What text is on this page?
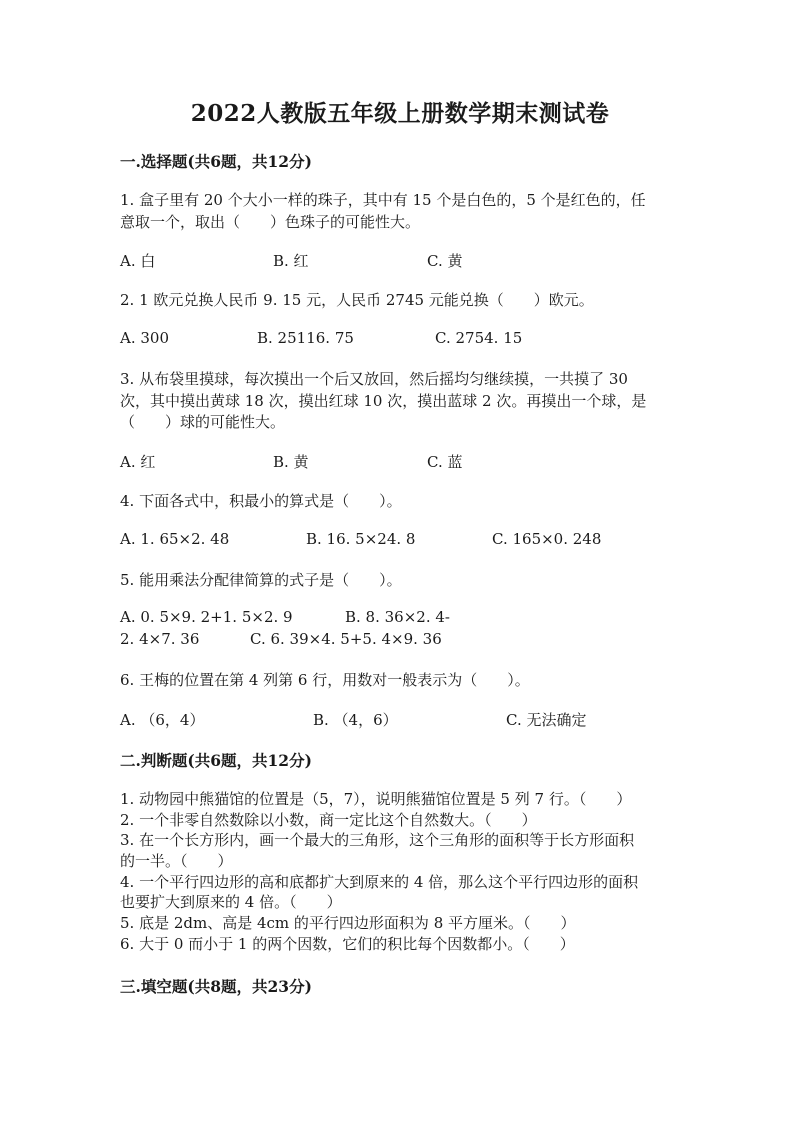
2022人教版五年级上册数学期末测试卷
一.选择题(共6题，共12分)
1. 盒子里有 20 个大小一样的珠子，其中有 15 个是白色的，5 个是红色的，任
意取一个，取出（　　）色珠子的可能性大。
A. 白	B. 红	C. 黄
2. 1 欧元兑换人民币 9. 15 元，人民币 2745 元能兑换（　　）欧元。
A. 300	B. 25116. 75	C. 2754. 15
3. 从布袋里摸球，每次摸出一个后又放回，然后摇均匀继续摸，一共摸了 30
次，其中摸出黄球 18 次，摸出红球 10 次，摸出蓝球 2 次。再摸出一个球，是
（　　）球的可能性大。
A. 红	B. 黄	C. 蓝
4. 下面各式中，积最小的算式是（　　）。
A. 1. 65×2. 48	B. 16. 5×24. 8	C. 165×0. 248
5. 能用乘法分配律简算的式子是（　　）。
A. 0. 5×9. 2+1. 5×2. 9	B. 8. 36×2. 4-
2. 4×7. 36	C. 6. 39×4. 5+5. 4×9. 36
6. 王梅的位置在第 4 列第 6 行，用数对一般表示为（　　）。
A. （6，4）	B. （4，6）	C. 无法确定
二.判断题(共6题，共12分)
1. 动物园中熊猫馆的位置是（5，7），说明熊猫馆位置是 5 列 7 行。（　　）
2. 一个非零自然数除以小数，商一定比这个自然数大。（　　）
3. 在一个长方形内，画一个最大的三角形，这个三角形的面积等于长方形面积
的一半。（　　）
4. 一个平行四边形的高和底都扩大到原来的 4 倍，那么这个平行四边形的面积
也要扩大到原来的 4 倍。（　　）
5. 底是 2dm、高是 4cm 的平行四边形面积为 8 平方厘米。（　　）
6. 大于 0 而小于 1 的两个因数，它们的积比每个因数都小。（　　）
三.填空题(共8题，共23分)
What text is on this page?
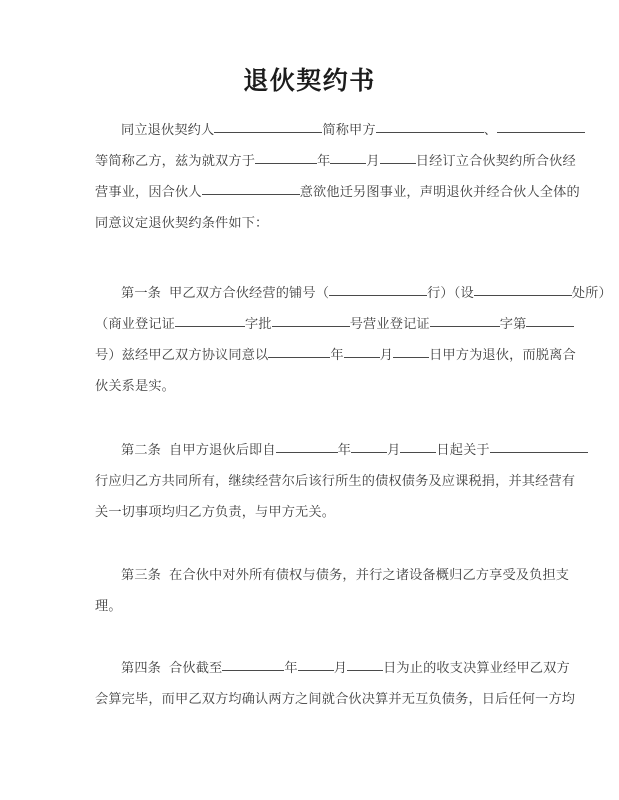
退伙契约书
同立退伙契约人	简称甲方	、
等简称乙方，兹为就双方于	年	月	日经订立合伙契约所合伙经
营事业，因合伙人	意欲他迁另图事业，声明退伙并经合伙人全体的
同意议定退伙契约条件如下：
第一条 甲乙双方合伙经营的铺号（	行）（设	处所）
（商业登记证	字批	号营业登记证	字第
号）兹经甲乙双方协议同意以	年	月	日甲方为退伙，而脱离合
伙关系是实。
第二条 自甲方退伙后即自	年	月	日起关于
行应归乙方共同所有，继续经营尔后该行所生的债权债务及应课税捐，并其经营有
关一切事项均归乙方负责，与甲方无关。
第三条 在合伙中对外所有债权与债务，并行之诸设备概归乙方享受及负担支
理。
第四条 合伙截至	年	月	日为止的收支决算业经甲乙双方
会算完毕，而甲乙双方均确认两方之间就合伙决算并无互负债务，日后任何一方均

## [THE TASK]
Write the entries above out again exactly, but not the pictures.

## [TASK OUTPUT]
What text is on this page?
2022人教版五年级上册数学期末测试卷
一.选择题(共6题，共12分)
1. 盒子里有 20 个大小一样的珠子，其中有 15 个是白色的，5 个是红色的，任
意取一个，取出（　　）色珠子的可能性大。
A. 白	B. 红	C. 黄
2. 1 欧元兑换人民币 9. 15 元，人民币 2745 元能兑换（　　）欧元。
A. 300	B. 25116. 75	C. 2754. 15
3. 从布袋里摸球，每次摸出一个后又放回，然后摇均匀继续摸，一共摸了 30
次，其中摸出黄球 18 次，摸出红球 10 次，摸出蓝球 2 次。再摸出一个球，是
（　　）球的可能性大。
A. 红	B. 黄	C. 蓝
4. 下面各式中，积最小的算式是（　　）。
A. 1. 65×2. 48	B. 16. 5×24. 8	C. 165×0. 248
5. 能用乘法分配律简算的式子是（　　）。
A. 0. 5×9. 2+1. 5×2. 9	B. 8. 36×2. 4-
2. 4×7. 36	C. 6. 39×4. 5+5. 4×9. 36
6. 王梅的位置在第 4 列第 6 行，用数对一般表示为（　　）。
A. （6，4）	B. （4，6）	C. 无法确定
二.判断题(共6题，共12分)
1. 动物园中熊猫馆的位置是（5，7），说明熊猫馆位置是 5 列 7 行。（　　）
2. 一个非零自然数除以小数，商一定比这个自然数大。（　　）
3. 在一个长方形内，画一个最大的三角形，这个三角形的面积等于长方形面积
的一半。（　　）
4. 一个平行四边形的高和底都扩大到原来的 4 倍，那么这个平行四边形的面积
也要扩大到原来的 4 倍。（　　）
5. 底是 2dm、高是 4cm 的平行四边形面积为 8 平方厘米。（　　）
6. 大于 0 而小于 1 的两个因数，它们的积比每个因数都小。（　　）
三.填空题(共8题，共23分)
What text is on this page?
退伙契约书
同立退伙契约人	简称甲方	、
等简称乙方，兹为就双方于	年	月	日经订立合伙契约所合伙经
营事业，因合伙人	意欲他迁另图事业，声明退伙并经合伙人全体的
同意议定退伙契约条件如下：
第一条 甲乙双方合伙经营的铺号（	行）（设	处所）
（商业登记证	字批	号营业登记证	字第
号）兹经甲乙双方协议同意以	年	月	日甲方为退伙，而脱离合
伙关系是实。
第二条 自甲方退伙后即自	年	月	日起关于
行应归乙方共同所有，继续经营尔后该行所生的债权债务及应课税捐，并其经营有
关一切事项均归乙方负责，与甲方无关。
第三条 在合伙中对外所有债权与债务，并行之诸设备概归乙方享受及负担支
理。
第四条 合伙截至	年	月	日为止的收支决算业经甲乙双方
会算完毕，而甲乙双方均确认两方之间就合伙决算并无互负债务，日后任何一方均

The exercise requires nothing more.